» **DATASET RECORDS**:
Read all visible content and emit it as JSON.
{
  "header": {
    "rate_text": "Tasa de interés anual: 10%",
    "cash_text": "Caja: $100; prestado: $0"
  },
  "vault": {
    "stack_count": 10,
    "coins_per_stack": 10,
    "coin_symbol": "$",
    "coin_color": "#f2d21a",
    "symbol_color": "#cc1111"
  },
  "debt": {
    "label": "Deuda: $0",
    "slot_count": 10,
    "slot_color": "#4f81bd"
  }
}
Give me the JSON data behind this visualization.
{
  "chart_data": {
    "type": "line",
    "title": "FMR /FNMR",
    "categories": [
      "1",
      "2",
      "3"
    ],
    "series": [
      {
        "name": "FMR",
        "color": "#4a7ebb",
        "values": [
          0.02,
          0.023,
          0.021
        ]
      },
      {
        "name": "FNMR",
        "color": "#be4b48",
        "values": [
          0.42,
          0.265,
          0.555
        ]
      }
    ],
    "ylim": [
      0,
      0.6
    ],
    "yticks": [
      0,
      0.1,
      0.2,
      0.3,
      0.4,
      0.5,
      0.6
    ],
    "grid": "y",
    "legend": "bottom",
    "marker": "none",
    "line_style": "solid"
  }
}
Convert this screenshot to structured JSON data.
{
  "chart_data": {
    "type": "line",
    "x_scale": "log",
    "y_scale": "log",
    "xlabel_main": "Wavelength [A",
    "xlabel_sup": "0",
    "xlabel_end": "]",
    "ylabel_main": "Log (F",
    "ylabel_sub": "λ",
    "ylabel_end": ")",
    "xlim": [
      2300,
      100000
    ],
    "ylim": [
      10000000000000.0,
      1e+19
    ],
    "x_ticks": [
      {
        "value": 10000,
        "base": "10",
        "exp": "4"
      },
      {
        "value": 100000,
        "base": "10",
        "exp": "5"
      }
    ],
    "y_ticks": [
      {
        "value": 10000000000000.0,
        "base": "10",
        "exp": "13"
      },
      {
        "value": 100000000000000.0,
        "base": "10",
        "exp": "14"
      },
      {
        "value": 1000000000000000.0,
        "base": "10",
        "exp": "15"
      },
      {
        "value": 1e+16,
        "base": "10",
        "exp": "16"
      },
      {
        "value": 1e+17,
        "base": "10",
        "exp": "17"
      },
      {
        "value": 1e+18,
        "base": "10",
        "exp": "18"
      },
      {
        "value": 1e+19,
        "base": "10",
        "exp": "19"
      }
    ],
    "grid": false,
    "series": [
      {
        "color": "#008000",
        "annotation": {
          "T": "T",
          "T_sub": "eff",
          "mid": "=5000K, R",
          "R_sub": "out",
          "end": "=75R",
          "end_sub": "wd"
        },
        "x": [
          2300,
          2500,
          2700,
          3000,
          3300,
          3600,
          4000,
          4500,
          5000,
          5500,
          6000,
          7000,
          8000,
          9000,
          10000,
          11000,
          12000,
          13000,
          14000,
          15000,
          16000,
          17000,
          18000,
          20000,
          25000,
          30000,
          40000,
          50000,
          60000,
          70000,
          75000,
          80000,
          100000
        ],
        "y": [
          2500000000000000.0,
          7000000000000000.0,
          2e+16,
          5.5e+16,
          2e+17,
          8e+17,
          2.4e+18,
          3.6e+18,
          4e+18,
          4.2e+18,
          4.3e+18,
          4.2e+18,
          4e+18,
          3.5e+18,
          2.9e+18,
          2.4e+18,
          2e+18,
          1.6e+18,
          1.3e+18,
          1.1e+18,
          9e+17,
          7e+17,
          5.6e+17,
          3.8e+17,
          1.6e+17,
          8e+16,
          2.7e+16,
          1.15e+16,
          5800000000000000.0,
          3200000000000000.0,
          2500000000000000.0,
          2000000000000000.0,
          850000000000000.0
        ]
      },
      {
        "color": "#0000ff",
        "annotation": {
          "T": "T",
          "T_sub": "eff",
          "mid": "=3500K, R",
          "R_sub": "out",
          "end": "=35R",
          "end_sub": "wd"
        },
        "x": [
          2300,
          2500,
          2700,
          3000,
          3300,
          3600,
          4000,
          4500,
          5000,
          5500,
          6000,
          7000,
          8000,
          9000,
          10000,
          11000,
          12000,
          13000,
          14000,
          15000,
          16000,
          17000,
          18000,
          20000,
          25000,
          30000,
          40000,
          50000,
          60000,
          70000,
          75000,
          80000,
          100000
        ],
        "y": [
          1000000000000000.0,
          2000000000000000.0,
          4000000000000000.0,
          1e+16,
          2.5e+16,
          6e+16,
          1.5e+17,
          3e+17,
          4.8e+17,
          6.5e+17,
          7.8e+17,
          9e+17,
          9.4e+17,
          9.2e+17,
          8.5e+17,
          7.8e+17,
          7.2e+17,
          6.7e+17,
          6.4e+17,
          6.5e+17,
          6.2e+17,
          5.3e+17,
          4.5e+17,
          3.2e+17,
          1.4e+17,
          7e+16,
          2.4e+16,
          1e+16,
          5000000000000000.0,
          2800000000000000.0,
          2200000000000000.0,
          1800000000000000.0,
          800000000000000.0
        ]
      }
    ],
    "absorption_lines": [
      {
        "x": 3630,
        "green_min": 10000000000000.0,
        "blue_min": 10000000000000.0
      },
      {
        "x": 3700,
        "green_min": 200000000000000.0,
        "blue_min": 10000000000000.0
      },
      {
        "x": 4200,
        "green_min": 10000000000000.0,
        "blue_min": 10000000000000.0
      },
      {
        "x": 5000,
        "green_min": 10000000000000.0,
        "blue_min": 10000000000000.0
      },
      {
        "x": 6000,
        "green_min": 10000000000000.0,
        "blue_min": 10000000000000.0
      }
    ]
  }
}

» **REQUIRED WORK**:
Find the word "this" in the entries, and copy every line it shows up in.

» **EXPECTED OUTPUT**:
Give me the JSON data behind this visualization.
Convert this screenshot to structured JSON data.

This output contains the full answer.